# GIVEN INSTRUCTION:
Every line that holds "name" should be shown.

Extracted records
[START]

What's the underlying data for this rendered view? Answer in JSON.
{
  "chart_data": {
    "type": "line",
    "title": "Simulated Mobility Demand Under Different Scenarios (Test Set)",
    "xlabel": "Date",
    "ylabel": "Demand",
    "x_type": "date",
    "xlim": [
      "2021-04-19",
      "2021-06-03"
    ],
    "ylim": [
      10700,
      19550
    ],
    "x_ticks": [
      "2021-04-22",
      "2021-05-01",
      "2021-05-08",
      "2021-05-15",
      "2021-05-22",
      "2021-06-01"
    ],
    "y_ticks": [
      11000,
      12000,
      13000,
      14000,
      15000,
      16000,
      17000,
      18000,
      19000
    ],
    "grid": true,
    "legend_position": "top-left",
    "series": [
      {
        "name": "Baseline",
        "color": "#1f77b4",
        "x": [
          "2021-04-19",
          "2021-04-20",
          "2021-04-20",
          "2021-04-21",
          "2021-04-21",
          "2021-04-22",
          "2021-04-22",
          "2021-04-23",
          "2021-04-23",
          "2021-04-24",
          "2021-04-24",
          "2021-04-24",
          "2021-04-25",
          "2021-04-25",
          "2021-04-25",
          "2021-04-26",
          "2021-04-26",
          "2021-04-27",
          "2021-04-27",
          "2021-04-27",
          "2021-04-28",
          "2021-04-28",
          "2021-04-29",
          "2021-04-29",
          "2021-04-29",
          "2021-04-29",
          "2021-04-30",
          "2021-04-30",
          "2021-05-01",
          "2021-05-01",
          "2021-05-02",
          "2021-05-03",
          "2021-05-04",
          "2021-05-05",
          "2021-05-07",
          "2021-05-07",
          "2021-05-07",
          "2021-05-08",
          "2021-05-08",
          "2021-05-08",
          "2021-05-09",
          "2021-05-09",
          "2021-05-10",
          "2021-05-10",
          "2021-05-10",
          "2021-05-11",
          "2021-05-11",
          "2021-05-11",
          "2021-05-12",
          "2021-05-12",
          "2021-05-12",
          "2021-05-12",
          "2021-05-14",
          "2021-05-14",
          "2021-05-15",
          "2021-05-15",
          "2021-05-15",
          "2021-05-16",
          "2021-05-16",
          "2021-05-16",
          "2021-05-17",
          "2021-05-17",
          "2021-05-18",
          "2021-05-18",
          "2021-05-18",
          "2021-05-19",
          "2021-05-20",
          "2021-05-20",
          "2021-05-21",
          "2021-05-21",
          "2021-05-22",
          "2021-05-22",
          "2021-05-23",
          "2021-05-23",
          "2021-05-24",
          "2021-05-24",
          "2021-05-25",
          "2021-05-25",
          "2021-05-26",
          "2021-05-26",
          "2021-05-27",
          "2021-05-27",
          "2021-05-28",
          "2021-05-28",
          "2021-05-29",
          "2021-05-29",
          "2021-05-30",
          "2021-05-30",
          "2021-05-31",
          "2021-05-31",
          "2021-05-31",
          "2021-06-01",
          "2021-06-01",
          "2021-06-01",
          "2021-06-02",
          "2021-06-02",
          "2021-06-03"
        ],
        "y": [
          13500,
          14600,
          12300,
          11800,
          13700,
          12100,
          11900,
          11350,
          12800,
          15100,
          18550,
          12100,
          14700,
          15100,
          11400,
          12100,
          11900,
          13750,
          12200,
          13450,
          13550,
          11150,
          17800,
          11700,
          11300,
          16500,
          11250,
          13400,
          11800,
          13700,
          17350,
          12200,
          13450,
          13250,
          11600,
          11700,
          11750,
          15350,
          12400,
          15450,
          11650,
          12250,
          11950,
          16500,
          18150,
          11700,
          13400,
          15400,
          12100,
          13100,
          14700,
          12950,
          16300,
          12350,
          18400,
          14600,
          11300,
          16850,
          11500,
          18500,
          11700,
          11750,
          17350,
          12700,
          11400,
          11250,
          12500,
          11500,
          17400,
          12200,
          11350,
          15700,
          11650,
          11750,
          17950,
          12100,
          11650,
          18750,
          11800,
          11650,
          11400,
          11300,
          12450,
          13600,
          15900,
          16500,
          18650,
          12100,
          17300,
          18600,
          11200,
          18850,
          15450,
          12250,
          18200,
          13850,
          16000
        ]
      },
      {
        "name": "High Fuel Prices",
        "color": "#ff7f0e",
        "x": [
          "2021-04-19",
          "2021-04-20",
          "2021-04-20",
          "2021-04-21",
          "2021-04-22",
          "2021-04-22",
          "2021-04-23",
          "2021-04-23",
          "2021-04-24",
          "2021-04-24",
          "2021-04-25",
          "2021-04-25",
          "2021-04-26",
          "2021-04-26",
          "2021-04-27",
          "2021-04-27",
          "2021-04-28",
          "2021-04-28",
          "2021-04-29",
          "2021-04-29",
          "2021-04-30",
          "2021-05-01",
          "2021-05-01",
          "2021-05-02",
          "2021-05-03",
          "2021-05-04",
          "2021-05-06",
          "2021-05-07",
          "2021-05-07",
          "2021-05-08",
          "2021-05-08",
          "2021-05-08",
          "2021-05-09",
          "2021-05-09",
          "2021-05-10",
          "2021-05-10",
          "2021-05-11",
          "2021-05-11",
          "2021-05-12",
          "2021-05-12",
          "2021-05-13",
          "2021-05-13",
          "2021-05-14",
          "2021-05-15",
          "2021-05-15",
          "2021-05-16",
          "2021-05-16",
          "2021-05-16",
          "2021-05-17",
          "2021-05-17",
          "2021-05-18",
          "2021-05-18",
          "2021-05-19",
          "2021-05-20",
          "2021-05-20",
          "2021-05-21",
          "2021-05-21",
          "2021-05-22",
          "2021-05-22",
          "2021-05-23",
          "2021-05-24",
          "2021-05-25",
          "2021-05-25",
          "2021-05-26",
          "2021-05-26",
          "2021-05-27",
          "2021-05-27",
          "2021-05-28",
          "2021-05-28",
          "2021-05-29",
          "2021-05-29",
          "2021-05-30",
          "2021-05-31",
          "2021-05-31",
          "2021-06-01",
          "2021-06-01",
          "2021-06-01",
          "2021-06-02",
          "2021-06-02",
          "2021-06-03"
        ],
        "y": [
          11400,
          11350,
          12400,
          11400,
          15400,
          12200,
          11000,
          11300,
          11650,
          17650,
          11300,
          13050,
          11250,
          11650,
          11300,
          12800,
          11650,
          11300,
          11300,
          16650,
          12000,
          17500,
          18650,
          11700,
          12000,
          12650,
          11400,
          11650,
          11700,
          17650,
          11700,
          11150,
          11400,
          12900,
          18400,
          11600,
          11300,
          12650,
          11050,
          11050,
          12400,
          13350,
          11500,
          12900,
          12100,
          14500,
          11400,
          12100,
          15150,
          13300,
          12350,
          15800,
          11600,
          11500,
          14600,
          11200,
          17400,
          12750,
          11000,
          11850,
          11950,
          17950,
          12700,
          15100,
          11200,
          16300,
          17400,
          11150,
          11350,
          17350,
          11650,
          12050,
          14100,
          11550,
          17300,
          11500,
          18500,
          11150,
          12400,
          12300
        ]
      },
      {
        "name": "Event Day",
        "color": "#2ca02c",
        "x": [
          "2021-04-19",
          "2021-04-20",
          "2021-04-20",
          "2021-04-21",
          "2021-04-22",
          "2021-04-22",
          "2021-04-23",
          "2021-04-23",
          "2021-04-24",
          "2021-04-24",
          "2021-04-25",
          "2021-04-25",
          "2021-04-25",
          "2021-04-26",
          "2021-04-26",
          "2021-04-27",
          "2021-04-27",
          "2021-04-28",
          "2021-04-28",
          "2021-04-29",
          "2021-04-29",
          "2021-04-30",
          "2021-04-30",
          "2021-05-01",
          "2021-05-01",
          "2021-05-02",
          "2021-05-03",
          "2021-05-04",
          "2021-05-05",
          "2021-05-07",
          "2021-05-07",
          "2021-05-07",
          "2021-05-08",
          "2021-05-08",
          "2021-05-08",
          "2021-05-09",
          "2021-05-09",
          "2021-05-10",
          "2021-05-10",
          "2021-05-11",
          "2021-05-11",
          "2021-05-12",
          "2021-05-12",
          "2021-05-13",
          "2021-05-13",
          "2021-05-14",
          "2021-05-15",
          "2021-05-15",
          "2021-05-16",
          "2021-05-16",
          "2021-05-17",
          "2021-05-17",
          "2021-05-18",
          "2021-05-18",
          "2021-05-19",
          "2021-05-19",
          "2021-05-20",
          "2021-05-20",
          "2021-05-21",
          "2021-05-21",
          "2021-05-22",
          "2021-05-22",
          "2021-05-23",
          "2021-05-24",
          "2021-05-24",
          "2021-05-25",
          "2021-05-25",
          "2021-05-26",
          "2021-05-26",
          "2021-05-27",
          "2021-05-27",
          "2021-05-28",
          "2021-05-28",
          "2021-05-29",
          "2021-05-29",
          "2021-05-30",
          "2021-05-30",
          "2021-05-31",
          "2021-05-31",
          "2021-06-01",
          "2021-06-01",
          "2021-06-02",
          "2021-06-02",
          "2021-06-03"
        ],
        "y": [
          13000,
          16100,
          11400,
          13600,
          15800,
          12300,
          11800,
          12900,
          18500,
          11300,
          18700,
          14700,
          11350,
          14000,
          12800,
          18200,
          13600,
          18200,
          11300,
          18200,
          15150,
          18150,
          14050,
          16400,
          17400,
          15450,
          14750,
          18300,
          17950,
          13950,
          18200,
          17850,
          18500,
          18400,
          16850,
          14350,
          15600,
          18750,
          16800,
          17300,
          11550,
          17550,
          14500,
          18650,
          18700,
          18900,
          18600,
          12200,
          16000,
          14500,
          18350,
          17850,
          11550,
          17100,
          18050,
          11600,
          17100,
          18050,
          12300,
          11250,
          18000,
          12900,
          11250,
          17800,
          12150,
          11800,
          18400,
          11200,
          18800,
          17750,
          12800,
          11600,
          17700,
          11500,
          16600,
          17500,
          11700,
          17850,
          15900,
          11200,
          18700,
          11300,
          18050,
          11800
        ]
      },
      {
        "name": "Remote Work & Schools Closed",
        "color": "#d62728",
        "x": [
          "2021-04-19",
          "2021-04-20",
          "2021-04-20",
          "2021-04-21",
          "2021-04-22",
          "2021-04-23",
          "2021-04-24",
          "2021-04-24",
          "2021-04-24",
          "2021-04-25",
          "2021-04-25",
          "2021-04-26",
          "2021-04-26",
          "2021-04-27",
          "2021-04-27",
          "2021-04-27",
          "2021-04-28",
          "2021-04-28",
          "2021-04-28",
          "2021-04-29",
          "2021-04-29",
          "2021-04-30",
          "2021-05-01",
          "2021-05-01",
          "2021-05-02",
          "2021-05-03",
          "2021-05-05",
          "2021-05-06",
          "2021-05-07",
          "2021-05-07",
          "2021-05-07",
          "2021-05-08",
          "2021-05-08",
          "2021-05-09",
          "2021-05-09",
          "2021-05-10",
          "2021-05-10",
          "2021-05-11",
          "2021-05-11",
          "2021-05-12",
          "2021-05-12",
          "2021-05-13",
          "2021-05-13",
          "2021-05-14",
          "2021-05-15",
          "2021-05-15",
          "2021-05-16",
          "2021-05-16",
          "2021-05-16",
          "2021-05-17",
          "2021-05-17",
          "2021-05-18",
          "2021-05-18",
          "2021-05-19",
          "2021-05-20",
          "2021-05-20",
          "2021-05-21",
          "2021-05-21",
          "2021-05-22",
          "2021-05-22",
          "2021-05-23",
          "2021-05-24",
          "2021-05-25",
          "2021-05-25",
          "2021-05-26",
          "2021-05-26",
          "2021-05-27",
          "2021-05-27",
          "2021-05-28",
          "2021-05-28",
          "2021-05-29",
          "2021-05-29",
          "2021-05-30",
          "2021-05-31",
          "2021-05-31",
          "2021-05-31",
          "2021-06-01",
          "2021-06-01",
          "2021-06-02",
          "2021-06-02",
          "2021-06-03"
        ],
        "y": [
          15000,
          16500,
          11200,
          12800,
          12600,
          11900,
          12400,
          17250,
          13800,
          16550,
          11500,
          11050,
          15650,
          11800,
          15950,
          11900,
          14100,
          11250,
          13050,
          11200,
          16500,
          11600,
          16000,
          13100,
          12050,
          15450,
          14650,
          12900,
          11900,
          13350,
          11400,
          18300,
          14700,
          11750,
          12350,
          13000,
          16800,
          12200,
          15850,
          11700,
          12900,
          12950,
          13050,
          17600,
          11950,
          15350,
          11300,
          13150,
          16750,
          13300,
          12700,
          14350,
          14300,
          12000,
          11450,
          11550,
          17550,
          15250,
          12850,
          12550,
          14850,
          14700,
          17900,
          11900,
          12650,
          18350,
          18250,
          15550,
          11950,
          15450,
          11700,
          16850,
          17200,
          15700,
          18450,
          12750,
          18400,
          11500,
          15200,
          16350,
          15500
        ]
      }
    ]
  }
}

[END]

# WORKED SOLUTION:
        "name": "Baseline",
        "name": "High Fuel Prices",
        "name": "Event Day",
        "name": "Remote Work & Schools Closed",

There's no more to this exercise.